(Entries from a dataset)

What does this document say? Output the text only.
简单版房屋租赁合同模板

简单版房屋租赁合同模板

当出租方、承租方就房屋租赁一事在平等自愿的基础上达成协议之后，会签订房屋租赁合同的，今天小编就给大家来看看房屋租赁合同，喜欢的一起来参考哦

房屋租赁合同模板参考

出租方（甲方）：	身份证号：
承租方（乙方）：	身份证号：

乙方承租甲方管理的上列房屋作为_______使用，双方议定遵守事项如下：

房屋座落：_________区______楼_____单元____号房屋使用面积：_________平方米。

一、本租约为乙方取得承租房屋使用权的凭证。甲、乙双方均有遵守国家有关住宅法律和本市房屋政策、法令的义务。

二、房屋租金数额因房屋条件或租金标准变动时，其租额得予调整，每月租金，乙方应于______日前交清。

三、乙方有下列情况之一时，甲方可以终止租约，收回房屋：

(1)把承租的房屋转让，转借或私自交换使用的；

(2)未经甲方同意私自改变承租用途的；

• **Instructions for the task**
Reproduce each line verbatim.

• **Answer to this exercise**
What does this document say? Output the text only.
简单版房屋租赁合同模板

简单版房屋租赁合同模板

当出租方、承租方就房屋租赁一事在平等自愿的基础上达成协议之后，会签订房屋租赁合同的，今天小编就给大家来看看房屋租赁合同，喜欢的一起来参考哦

房屋租赁合同模板参考

出租方（甲方）：	身份证号：
承租方（乙方）：	身份证号：

乙方承租甲方管理的上列房屋作为_______使用，双方议定遵守事项如下：

房屋座落：_________区______楼_____单元____号房屋使用面积：_________平方米。

一、本租约为乙方取得承租房屋使用权的凭证。甲、乙双方均有遵守国家有关住宅法律和本市房屋政策、法令的义务。

二、房屋租金数额因房屋条件或租金标准变动时，其租额得予调整，每月租金，乙方应于______日前交清。

三、乙方有下列情况之一时，甲方可以终止租约，收回房屋：

(1)把承租的房屋转让，转借或私自交换使用的；

(2)未经甲方同意私自改变承租用途的；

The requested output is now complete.